**Stated task:**
Copy every record below, exactly as written.

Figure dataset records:
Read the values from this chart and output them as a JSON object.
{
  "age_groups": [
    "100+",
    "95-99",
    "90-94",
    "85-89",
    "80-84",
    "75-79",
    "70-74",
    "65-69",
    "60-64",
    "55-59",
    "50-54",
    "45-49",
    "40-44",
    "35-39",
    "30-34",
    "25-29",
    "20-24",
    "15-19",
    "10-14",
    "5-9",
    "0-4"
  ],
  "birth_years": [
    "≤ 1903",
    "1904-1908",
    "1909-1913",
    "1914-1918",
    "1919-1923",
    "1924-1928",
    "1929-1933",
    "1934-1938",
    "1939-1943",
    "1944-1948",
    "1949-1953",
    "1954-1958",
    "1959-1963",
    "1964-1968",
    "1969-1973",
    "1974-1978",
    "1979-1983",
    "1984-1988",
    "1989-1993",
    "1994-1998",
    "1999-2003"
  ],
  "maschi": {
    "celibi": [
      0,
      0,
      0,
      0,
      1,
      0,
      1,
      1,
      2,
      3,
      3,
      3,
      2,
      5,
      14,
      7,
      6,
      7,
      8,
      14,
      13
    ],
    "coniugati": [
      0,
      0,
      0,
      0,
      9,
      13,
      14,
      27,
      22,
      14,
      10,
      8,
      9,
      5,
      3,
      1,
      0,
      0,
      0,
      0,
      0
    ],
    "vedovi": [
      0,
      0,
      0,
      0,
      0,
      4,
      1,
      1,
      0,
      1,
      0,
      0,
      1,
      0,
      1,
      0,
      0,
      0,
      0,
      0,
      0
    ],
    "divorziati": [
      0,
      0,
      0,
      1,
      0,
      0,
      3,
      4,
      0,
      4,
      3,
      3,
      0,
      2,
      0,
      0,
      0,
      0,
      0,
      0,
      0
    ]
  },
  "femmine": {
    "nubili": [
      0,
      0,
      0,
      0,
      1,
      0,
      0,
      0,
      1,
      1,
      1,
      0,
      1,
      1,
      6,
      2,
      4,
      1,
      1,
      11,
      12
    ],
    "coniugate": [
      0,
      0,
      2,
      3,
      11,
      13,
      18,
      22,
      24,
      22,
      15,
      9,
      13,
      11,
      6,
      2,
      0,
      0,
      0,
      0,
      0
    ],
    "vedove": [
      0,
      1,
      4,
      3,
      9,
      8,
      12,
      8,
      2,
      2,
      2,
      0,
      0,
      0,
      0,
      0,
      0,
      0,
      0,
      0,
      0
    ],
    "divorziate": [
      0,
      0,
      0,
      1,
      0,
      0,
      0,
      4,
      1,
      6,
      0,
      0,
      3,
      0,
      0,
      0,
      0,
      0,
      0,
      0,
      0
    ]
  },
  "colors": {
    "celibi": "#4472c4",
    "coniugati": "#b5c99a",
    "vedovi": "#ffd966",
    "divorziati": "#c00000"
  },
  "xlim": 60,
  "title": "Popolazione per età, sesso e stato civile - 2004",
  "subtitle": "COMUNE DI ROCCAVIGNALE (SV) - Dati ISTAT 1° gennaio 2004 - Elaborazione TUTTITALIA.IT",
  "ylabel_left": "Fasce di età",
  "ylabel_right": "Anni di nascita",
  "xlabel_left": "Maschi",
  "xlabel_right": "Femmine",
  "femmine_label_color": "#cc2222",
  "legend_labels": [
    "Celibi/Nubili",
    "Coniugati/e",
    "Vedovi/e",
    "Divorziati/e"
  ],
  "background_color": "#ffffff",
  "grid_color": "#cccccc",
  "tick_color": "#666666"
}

**Expected output:**
Read the values from this chart and output them as a JSON object.
{
  "age_groups": [
    "100+",
    "95-99",
    "90-94",
    "85-89",
    "80-84",
    "75-79",
    "70-74",
    "65-69",
    "60-64",
    "55-59",
    "50-54",
    "45-49",
    "40-44",
    "35-39",
    "30-34",
    "25-29",
    "20-24",
    "15-19",
    "10-14",
    "5-9",
    "0-4"
  ],
  "birth_years": [
    "≤ 1903",
    "1904-1908",
    "1909-1913",
    "1914-1918",
    "1919-1923",
    "1924-1928",
    "1929-1933",
    "1934-1938",
    "1939-1943",
    "1944-1948",
    "1949-1953",
    "1954-1958",
    "1959-1963",
    "1964-1968",
    "1969-1973",
    "1974-1978",
    "1979-1983",
    "1984-1988",
    "1989-1993",
    "1994-1998",
    "1999-2003"
  ],
  "maschi": {
    "celibi": [
      0,
      0,
      0,
      0,
      1,
      0,
      1,
      1,
      2,
      3,
      3,
      3,
      2,
      5,
      14,
      7,
      6,
      7,
      8,
      14,
      13
    ],
    "coniugati": [
      0,
      0,
      0,
      0,
      9,
      13,
      14,
      27,
      22,
      14,
      10,
      8,
      9,
      5,
      3,
      1,
      0,
      0,
      0,
      0,
      0
    ],
    "vedovi": [
      0,
      0,
      0,
      0,
      0,
      4,
      1,
      1,
      0,
      1,
      0,
      0,
      1,
      0,
      1,
      0,
      0,
      0,
      0,
      0,
      0
    ],
    "divorziati": [
      0,
      0,
      0,
      1,
      0,
      0,
      3,
      4,
      0,
      4,
      3,
      3,
      0,
      2,
      0,
      0,
      0,
      0,
      0,
      0,
      0
    ]
  },
  "femmine": {
    "nubili": [
      0,
      0,
      0,
      0,
      1,
      0,
      0,
      0,
      1,
      1,
      1,
      0,
      1,
      1,
      6,
      2,
      4,
      1,
      1,
      11,
      12
    ],
    "coniugate": [
      0,
      0,
      2,
      3,
      11,
      13,
      18,
      22,
      24,
      22,
      15,
      9,
      13,
      11,
      6,
      2,
      0,
      0,
      0,
      0,
      0
    ],
    "vedove": [
      0,
      1,
      4,
      3,
      9,
      8,
      12,
      8,
      2,
      2,
      2,
      0,
      0,
      0,
      0,
      0,
      0,
      0,
      0,
      0,
      0
    ],
    "divorziate": [
      0,
      0,
      0,
      1,
      0,
      0,
      0,
      4,
      1,
      6,
      0,
      0,
      3,
      0,
      0,
      0,
      0,
      0,
      0,
      0,
      0
    ]
  },
  "colors": {
    "celibi": "#4472c4",
    "coniugati": "#b5c99a",
    "vedovi": "#ffd966",
    "divorziati": "#c00000"
  },
  "xlim": 60,
  "title": "Popolazione per età, sesso e stato civile - 2004",
  "subtitle": "COMUNE DI ROCCAVIGNALE (SV) - Dati ISTAT 1° gennaio 2004 - Elaborazione TUTTITALIA.IT",
  "ylabel_left": "Fasce di età",
  "ylabel_right": "Anni di nascita",
  "xlabel_left": "Maschi",
  "xlabel_right": "Femmine",
  "femmine_label_color": "#cc2222",
  "legend_labels": [
    "Celibi/Nubili",
    "Coniugati/e",
    "Vedovi/e",
    "Divorziati/e"
  ],
  "background_color": "#ffffff",
  "grid_color": "#cccccc",
  "tick_color": "#666666"
}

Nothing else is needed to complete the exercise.